All lines featuring the string "ограничений" are to be listed.

----- DATA EXTRACT

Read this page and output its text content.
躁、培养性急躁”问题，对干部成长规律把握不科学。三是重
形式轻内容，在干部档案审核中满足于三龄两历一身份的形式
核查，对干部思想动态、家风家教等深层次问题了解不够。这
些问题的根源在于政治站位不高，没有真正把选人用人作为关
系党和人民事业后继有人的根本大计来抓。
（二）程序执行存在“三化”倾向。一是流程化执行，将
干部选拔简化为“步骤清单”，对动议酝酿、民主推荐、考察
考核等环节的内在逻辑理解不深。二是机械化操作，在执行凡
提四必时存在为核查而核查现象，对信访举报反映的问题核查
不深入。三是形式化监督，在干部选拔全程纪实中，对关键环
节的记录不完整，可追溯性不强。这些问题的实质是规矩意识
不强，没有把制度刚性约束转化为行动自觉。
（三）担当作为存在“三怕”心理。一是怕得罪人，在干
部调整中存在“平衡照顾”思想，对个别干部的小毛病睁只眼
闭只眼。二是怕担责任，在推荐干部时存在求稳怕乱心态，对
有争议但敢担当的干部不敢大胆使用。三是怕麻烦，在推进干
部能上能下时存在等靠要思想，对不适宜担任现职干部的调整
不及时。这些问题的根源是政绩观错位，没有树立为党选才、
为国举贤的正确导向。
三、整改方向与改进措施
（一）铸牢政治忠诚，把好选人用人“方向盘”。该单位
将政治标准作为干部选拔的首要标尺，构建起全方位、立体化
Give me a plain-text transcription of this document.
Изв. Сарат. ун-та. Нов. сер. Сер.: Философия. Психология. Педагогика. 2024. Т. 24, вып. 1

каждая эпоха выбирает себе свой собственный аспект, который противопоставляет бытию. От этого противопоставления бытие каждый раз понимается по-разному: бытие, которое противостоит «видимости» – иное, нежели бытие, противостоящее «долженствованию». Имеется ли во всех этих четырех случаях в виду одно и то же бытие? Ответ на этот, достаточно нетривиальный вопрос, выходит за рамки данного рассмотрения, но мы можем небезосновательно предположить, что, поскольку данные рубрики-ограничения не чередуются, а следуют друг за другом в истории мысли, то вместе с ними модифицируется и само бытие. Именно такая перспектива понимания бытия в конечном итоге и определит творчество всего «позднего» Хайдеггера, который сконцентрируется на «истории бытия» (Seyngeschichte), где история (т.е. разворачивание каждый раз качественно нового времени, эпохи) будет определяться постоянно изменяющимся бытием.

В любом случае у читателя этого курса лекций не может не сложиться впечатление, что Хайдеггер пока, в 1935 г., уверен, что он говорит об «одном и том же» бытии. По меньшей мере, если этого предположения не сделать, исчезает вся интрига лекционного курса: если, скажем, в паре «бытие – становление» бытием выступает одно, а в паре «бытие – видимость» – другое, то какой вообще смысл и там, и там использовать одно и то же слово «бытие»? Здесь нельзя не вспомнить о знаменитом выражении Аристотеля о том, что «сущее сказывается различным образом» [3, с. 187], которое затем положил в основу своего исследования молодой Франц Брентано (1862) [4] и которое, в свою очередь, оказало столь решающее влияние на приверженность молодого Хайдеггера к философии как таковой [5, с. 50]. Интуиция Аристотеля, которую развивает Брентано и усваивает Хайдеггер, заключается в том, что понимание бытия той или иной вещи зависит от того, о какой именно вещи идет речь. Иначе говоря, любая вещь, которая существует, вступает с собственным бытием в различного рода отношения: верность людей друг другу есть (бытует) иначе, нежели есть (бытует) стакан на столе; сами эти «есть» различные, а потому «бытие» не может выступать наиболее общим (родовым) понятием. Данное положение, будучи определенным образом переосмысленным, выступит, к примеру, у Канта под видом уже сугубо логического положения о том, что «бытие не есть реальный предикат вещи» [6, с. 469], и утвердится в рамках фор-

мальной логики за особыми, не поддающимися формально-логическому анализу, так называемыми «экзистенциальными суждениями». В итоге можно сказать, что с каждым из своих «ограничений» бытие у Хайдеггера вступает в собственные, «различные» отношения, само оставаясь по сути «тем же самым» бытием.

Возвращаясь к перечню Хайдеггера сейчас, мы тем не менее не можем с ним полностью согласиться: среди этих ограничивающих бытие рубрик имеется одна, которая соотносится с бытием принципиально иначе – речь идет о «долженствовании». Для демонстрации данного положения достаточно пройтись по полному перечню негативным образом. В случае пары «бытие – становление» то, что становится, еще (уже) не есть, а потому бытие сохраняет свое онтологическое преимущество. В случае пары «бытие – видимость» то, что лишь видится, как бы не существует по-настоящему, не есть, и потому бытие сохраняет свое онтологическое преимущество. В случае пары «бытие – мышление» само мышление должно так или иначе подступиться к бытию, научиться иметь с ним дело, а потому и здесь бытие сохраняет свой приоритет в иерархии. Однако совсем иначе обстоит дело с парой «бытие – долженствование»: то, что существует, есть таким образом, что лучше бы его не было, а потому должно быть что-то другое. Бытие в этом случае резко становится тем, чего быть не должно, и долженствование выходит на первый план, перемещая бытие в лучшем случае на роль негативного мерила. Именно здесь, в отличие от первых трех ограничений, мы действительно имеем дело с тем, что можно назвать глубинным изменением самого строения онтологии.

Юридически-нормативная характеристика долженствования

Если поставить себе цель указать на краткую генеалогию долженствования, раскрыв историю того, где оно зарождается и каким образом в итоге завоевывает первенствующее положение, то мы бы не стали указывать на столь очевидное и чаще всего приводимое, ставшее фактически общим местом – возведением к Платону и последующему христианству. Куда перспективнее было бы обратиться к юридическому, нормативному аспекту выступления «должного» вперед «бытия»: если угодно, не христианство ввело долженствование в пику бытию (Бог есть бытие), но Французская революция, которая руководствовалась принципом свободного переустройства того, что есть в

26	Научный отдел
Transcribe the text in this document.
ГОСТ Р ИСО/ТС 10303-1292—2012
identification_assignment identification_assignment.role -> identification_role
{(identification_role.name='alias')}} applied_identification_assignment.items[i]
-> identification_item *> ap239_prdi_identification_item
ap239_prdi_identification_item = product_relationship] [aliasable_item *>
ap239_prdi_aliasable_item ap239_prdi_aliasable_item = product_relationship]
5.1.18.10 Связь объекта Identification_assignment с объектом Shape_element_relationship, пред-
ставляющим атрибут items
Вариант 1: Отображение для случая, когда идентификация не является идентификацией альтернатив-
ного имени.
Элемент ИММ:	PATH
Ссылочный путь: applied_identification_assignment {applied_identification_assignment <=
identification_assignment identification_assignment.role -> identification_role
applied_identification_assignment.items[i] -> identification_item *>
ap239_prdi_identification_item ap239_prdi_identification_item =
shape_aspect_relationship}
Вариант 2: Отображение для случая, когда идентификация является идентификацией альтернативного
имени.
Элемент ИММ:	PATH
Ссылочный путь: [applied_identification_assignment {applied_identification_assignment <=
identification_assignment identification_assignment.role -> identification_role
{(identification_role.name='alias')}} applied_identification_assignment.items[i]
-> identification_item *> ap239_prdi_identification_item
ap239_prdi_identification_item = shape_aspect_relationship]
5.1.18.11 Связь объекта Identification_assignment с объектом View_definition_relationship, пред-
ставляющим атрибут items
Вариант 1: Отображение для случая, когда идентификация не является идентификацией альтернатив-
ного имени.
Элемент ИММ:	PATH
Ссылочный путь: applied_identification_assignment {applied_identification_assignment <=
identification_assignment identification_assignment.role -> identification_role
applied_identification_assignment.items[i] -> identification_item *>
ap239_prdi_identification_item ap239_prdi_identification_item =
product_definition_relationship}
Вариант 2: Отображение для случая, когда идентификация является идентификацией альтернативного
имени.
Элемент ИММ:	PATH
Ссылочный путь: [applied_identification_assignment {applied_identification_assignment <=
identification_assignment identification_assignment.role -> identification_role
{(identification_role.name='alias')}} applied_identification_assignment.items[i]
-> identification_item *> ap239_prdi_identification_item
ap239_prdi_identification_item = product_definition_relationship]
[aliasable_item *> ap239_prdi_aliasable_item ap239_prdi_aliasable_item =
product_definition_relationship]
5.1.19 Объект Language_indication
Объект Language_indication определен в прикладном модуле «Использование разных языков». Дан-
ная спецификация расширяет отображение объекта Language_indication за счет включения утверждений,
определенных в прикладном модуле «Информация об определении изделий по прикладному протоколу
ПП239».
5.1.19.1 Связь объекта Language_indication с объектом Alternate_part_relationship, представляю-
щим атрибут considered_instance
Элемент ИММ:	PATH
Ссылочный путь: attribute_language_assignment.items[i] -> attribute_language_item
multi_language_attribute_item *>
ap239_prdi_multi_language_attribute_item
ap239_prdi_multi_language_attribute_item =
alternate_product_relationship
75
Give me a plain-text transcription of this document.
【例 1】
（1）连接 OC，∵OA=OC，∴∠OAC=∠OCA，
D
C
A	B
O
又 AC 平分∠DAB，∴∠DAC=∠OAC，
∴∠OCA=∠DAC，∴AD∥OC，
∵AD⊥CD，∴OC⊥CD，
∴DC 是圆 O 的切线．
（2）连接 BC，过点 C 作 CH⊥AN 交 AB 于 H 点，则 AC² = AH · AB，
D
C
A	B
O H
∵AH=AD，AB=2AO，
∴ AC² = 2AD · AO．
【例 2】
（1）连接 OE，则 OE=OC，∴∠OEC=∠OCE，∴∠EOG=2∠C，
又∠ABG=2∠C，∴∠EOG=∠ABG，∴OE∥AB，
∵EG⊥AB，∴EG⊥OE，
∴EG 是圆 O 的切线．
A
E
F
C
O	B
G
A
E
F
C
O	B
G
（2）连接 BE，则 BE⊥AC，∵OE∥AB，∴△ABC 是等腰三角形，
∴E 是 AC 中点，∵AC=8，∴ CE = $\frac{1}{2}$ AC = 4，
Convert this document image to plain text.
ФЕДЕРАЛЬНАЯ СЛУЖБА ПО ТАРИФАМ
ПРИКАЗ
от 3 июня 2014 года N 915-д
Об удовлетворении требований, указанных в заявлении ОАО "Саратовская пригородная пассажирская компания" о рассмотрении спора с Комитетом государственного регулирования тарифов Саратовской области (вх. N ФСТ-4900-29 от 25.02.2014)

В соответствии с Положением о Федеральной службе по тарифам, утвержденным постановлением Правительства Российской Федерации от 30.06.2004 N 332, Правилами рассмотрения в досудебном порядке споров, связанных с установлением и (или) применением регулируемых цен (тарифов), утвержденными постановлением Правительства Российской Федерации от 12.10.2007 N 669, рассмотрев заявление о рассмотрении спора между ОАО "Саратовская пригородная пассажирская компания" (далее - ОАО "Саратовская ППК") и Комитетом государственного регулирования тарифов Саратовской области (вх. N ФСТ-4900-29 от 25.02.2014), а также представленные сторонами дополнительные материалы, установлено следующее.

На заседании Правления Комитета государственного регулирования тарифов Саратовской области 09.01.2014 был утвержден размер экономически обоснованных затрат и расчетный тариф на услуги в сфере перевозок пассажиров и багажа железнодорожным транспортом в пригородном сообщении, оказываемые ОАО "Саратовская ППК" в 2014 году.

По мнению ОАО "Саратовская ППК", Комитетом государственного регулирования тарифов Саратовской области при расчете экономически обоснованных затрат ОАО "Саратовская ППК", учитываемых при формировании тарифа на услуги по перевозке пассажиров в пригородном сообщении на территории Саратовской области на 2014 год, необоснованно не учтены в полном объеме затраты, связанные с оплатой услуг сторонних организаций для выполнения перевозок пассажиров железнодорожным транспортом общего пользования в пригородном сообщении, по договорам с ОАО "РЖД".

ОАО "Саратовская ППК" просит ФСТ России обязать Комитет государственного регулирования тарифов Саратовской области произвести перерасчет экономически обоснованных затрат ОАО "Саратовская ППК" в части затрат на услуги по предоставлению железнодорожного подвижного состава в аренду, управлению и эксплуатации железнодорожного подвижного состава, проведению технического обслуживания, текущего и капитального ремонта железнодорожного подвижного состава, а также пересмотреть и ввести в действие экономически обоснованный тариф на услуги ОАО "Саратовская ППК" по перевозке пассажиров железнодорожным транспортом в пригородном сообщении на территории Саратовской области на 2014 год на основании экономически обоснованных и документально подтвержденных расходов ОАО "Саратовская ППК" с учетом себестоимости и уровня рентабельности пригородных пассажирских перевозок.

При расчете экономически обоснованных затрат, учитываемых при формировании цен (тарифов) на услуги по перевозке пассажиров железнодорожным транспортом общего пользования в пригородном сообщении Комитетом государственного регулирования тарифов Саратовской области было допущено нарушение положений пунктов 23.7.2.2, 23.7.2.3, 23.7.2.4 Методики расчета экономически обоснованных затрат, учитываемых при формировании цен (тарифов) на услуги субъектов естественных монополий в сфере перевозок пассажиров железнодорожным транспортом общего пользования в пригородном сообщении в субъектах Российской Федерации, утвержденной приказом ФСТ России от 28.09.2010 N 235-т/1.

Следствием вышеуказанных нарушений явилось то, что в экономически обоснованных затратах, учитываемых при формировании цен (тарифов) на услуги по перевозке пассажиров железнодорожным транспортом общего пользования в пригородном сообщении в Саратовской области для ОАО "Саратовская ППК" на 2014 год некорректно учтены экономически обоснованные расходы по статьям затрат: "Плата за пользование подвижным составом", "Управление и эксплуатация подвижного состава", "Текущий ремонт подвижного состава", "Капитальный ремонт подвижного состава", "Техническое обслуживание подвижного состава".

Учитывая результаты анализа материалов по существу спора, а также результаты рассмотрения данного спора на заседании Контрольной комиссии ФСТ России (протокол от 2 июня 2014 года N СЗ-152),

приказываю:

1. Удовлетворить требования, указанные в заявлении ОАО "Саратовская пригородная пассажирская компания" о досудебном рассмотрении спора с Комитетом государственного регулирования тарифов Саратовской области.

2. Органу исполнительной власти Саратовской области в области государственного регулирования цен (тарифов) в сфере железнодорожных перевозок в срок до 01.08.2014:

----------

» **WORKED SOLUTION**
мальной логики за особыми, не поддающимися формально-логическому анализу, так называемыми «экзистенциальными суждениями». В итоге можно сказать, что с каждым из своих «ограничений» бытие у Хайдеггера вступает в собственные, «различные» отношения, само оставаясь по сути «тем же самым» бытием.
Возвращаясь к перечню Хайдеггера сейчас, мы тем не менее не можем с ним полностью согласиться: среди этих ограничивающих бытие рубрик имеется одна, которая соотносится с бытием принципиально иначе – речь идет о «долженствовании». Для демонстрации данного положения достаточно пройтись по полному перечню негативным образом. В случае пары «бытие – становление» то, что становится, еще (уже) не есть, а потому бытие сохраняет свое онтологическое преимущество. В случае пары «бытие – видимость» то, что лишь видится, как бы не существует по-настоящему, не есть, и потому бытие сохраняет свое онтологическое преимущество. В случае пары «бытие – мышление» само мышление должно так или иначе подступиться к бытию, научиться иметь с ним дело, а потому и здесь бытие сохраняет свой приоритет в иерархии. Однако совсем иначе обстоит дело с парой «бытие – долженствование»: то, что существует, есть таким образом, что лучше бы его не было, а потому должно быть что-то другое. Бытие в этом случае резко становится тем, чего быть не должно, и долженствование выходит на первый план, перемещая бытие в лучшем случае на роль негативного мерила. Именно здесь, в отличие от первых трех ограничений, мы действительно имеем дело с тем, что можно назвать глубинным изменением самого строения онтологии.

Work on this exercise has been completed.